## Prompt
Write out the listing below again, precisely as it is given.

__________________________________________________

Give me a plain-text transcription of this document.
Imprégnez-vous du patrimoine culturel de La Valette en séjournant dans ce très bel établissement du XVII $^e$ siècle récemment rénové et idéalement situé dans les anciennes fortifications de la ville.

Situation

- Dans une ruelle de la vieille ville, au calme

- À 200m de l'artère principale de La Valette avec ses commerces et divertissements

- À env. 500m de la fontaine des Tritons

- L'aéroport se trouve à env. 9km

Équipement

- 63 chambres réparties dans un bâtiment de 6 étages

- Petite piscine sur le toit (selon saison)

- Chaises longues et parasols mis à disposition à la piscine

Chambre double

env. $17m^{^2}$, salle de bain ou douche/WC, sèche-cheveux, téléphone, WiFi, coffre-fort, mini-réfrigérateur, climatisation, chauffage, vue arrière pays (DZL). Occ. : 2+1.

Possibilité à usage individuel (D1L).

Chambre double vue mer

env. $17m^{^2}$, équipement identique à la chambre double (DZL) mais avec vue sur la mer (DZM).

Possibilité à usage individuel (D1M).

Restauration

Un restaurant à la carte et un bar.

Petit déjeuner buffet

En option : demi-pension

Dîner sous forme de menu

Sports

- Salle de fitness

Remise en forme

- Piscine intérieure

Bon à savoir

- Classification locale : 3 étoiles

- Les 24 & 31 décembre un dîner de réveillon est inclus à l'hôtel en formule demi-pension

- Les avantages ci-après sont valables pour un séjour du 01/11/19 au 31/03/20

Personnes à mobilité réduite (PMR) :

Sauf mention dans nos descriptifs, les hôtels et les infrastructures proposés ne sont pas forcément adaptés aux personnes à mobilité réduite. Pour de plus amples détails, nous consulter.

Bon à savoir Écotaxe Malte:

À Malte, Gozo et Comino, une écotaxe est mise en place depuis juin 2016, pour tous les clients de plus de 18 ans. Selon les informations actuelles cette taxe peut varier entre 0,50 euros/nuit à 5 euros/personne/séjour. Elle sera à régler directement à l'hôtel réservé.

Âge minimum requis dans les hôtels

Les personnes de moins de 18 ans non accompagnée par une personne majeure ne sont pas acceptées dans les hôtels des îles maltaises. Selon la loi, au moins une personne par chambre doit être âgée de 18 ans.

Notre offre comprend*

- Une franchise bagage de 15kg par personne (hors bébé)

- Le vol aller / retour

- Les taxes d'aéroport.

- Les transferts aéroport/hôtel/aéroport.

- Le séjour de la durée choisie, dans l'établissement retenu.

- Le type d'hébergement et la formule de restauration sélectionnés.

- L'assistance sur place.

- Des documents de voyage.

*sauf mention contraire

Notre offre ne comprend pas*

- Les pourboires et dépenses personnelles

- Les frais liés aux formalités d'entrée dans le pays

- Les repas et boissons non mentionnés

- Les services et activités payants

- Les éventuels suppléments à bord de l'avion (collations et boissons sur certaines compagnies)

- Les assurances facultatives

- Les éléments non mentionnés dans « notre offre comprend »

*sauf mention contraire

__________________________________________________

## Solution for this problem
Give me a plain-text transcription of this document.
Imprégnez-vous du patrimoine culturel de La Valette en séjournant dans ce très bel établissement du XVII $^e$ siècle récemment rénové et idéalement situé dans les anciennes fortifications de la ville.

Situation

- Dans une ruelle de la vieille ville, au calme

- À 200m de l'artère principale de La Valette avec ses commerces et divertissements

- À env. 500m de la fontaine des Tritons

- L'aéroport se trouve à env. 9km

Équipement

- 63 chambres réparties dans un bâtiment de 6 étages

- Petite piscine sur le toit (selon saison)

- Chaises longues et parasols mis à disposition à la piscine

Chambre double

env. $17m^{^2}$, salle de bain ou douche/WC, sèche-cheveux, téléphone, WiFi, coffre-fort, mini-réfrigérateur, climatisation, chauffage, vue arrière pays (DZL). Occ. : 2+1.

Possibilité à usage individuel (D1L).

Chambre double vue mer

env. $17m^{^2}$, équipement identique à la chambre double (DZL) mais avec vue sur la mer (DZM).

Possibilité à usage individuel (D1M).

Restauration

Un restaurant à la carte et un bar.

Petit déjeuner buffet

En option : demi-pension

Dîner sous forme de menu

Sports

- Salle de fitness

Remise en forme

- Piscine intérieure

Bon à savoir

- Classification locale : 3 étoiles

- Les 24 & 31 décembre un dîner de réveillon est inclus à l'hôtel en formule demi-pension

- Les avantages ci-après sont valables pour un séjour du 01/11/19 au 31/03/20

Personnes à mobilité réduite (PMR) :

Sauf mention dans nos descriptifs, les hôtels et les infrastructures proposés ne sont pas forcément adaptés aux personnes à mobilité réduite. Pour de plus amples détails, nous consulter.

Bon à savoir Écotaxe Malte:

À Malte, Gozo et Comino, une écotaxe est mise en place depuis juin 2016, pour tous les clients de plus de 18 ans. Selon les informations actuelles cette taxe peut varier entre 0,50 euros/nuit à 5 euros/personne/séjour. Elle sera à régler directement à l'hôtel réservé.

Âge minimum requis dans les hôtels

Les personnes de moins de 18 ans non accompagnée par une personne majeure ne sont pas acceptées dans les hôtels des îles maltaises. Selon la loi, au moins une personne par chambre doit être âgée de 18 ans.

Notre offre comprend*

- Une franchise bagage de 15kg par personne (hors bébé)

- Le vol aller / retour

- Les taxes d'aéroport.

- Les transferts aéroport/hôtel/aéroport.

- Le séjour de la durée choisie, dans l'établissement retenu.

- Le type d'hébergement et la formule de restauration sélectionnés.

- L'assistance sur place.

- Des documents de voyage.

*sauf mention contraire

Notre offre ne comprend pas*

- Les pourboires et dépenses personnelles

- Les frais liés aux formalités d'entrée dans le pays

- Les repas et boissons non mentionnés

- Les services et activités payants

- Les éventuels suppléments à bord de l'avion (collations et boissons sur certaines compagnies)

- Les assurances facultatives

- Les éléments non mentionnés dans « notre offre comprend »

*sauf mention contraire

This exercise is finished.